▸ **REQUEST**:
Rewrite the records from their start up to and including the line with "x-tick-label: 17:56 — [860, 567, 886, 625]", renaming "localize" as "locate" and leaving everything else unchanged. Give only those lines.

Rows from a dataset:
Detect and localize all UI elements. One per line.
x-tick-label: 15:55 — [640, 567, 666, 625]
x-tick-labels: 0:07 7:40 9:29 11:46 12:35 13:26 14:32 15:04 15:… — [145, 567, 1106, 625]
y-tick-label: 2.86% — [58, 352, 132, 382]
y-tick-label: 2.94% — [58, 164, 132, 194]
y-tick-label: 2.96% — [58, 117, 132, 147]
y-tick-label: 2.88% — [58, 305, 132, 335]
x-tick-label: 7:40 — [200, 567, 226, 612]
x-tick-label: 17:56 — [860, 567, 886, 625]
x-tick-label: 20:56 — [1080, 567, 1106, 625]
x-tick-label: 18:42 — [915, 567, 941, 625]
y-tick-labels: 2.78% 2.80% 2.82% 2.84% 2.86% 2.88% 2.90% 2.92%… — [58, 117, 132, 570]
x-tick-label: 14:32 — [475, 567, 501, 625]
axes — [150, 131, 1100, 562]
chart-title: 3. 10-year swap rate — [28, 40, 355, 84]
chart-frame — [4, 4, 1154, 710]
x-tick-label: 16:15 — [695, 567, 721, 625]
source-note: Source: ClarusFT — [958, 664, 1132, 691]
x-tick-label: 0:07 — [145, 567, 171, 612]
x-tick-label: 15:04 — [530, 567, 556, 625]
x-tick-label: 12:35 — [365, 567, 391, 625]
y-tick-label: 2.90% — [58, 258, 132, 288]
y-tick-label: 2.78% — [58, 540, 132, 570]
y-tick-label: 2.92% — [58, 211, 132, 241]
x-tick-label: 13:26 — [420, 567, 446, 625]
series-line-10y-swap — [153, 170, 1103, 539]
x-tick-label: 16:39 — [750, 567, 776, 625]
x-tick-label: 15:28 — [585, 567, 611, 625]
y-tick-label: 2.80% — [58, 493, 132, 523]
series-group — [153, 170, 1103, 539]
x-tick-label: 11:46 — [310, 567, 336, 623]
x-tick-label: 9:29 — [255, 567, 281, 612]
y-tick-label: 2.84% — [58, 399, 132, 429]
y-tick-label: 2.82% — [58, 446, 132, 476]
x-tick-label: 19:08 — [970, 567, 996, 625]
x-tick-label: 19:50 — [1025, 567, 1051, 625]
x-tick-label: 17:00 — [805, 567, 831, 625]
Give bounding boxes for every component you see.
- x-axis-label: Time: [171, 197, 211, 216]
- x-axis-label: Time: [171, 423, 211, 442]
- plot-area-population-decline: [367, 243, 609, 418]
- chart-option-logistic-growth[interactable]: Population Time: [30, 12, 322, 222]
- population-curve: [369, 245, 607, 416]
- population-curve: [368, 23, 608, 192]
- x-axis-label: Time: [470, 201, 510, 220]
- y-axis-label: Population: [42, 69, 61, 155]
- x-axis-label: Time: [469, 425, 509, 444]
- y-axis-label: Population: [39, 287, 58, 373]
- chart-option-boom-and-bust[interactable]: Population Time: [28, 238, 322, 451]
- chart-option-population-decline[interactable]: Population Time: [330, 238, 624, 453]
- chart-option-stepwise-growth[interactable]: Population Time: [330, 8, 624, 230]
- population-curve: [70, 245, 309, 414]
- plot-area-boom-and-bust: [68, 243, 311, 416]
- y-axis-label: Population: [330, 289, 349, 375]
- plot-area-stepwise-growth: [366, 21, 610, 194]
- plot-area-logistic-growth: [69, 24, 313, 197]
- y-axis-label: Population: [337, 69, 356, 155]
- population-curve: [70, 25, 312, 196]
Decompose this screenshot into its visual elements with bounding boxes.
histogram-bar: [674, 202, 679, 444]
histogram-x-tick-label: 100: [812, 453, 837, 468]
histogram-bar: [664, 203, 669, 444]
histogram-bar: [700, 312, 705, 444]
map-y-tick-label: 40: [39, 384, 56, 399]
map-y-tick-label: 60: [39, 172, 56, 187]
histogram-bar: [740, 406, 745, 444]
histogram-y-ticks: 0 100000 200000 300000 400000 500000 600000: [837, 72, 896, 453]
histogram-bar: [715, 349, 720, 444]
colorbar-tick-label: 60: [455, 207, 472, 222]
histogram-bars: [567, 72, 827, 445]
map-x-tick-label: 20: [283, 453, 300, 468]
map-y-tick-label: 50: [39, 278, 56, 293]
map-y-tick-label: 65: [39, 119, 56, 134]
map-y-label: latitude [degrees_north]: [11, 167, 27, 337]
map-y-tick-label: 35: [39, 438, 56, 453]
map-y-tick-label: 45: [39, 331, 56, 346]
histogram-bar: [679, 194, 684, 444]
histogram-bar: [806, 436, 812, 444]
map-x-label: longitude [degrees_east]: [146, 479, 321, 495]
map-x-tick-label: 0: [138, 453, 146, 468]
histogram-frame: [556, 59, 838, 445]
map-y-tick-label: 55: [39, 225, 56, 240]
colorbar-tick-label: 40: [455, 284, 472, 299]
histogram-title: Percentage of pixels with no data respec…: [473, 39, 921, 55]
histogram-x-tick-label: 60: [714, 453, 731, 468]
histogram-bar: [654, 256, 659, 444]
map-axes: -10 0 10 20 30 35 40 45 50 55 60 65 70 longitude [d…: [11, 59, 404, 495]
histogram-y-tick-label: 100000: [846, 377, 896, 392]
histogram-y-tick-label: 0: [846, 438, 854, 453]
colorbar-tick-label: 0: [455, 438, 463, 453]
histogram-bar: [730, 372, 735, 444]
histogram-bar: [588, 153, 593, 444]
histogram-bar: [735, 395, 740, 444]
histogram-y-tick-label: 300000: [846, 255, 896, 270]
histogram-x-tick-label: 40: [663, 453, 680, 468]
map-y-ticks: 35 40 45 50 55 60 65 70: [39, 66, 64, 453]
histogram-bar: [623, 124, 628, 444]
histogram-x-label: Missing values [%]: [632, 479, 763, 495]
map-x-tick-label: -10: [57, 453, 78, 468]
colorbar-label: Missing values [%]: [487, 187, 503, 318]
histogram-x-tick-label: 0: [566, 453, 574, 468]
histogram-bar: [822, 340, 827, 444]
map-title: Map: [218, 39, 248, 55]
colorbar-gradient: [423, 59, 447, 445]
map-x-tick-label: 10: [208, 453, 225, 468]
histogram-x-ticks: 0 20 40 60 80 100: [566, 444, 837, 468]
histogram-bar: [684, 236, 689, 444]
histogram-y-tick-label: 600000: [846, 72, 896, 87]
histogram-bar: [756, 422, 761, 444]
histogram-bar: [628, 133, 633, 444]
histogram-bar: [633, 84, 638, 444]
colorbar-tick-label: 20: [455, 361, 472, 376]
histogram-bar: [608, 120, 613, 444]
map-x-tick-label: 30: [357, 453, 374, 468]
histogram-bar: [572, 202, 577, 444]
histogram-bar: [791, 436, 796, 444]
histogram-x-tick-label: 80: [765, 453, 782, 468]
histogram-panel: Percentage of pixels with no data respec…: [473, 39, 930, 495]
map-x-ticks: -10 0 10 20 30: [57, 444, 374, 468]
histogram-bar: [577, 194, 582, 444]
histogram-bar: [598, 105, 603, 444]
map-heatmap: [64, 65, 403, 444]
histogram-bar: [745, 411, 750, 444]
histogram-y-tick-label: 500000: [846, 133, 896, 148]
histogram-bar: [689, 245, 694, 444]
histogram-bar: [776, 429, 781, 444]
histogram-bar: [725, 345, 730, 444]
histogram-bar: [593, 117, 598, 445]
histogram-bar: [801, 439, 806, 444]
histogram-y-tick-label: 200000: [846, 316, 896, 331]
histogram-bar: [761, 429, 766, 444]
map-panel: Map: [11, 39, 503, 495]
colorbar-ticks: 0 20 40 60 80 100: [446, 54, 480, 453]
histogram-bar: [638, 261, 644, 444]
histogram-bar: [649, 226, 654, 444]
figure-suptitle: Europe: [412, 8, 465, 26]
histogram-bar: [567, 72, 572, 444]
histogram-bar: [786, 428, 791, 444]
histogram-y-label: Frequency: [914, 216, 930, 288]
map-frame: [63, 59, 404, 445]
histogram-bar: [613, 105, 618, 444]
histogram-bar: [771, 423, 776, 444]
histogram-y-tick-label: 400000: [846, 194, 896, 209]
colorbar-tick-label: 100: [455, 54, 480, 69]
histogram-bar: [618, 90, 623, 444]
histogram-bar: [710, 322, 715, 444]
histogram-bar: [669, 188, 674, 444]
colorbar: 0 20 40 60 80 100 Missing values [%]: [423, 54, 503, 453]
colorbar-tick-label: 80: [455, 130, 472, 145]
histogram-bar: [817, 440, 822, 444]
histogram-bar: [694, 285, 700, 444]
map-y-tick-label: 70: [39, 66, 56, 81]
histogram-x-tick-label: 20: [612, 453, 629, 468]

▸ **RESULT FOR THIS EXERCISE**:
Detect and locate all UI elements. One per line.
x-tick-label: 15:55 — [640, 567, 666, 625]
x-tick-labels: 0:07 7:40 9:29 11:46 12:35 13:26 14:32 15:04 15:… — [145, 567, 1106, 625]
y-tick-label: 2.86% — [58, 352, 132, 382]
y-tick-label: 2.94% — [58, 164, 132, 194]
y-tick-label: 2.96% — [58, 117, 132, 147]
y-tick-label: 2.88% — [58, 305, 132, 335]
x-tick-label: 7:40 — [200, 567, 226, 612]
x-tick-label: 17:56 — [860, 567, 886, 625]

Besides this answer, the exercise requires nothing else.